◆ **REQUIREMENT**: Print all of the lines exactly. Any picture among them stays out.

Dataset items
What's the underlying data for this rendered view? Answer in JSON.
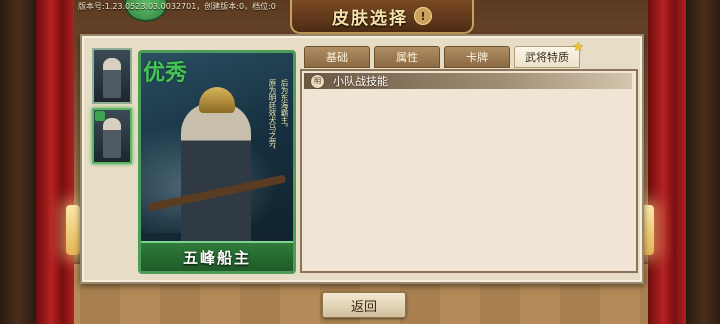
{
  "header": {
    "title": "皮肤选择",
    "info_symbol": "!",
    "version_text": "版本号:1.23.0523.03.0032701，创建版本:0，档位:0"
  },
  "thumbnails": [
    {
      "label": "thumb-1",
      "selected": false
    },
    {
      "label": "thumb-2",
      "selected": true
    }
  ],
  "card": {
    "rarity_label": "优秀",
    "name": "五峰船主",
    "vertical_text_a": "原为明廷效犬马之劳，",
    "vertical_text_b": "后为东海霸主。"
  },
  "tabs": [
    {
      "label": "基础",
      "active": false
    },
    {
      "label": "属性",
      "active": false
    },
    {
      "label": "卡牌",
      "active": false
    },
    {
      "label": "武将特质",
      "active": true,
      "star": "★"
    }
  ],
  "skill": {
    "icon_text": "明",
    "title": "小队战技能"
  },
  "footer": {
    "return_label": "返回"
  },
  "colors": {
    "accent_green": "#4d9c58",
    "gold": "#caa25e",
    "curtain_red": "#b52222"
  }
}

◆ **CORRECT RESULT**:
What's the underlying data for this rendered view? Answer in JSON.
{
  "header": {
    "title": "皮肤选择",
    "info_symbol": "!",
    "version_text": "版本号:1.23.0523.03.0032701，创建版本:0，档位:0"
  },
  "thumbnails": [
    {
      "label": "thumb-1",
      "selected": false
    },
    {
      "label": "thumb-2",
      "selected": true
    }
  ],
  "card": {
    "rarity_label": "优秀",
    "name": "五峰船主",
    "vertical_text_a": "原为明廷效犬马之劳，",
    "vertical_text_b": "后为东海霸主。"
  },
  "tabs": [
    {
      "label": "基础",
      "active": false
    },
    {
      "label": "属性",
      "active": false
    },
    {
      "label": "卡牌",
      "active": false
    },
    {
      "label": "武将特质",
      "active": true,
      "star": "★"
    }
  ],
  "skill": {
    "icon_text": "明",
    "title": "小队战技能"
  },
  "footer": {
    "return_label": "返回"
  },
  "colors": {
    "accent_green": "#4d9c58",
    "gold": "#caa25e",
    "curtain_red": "#b52222"
  }
}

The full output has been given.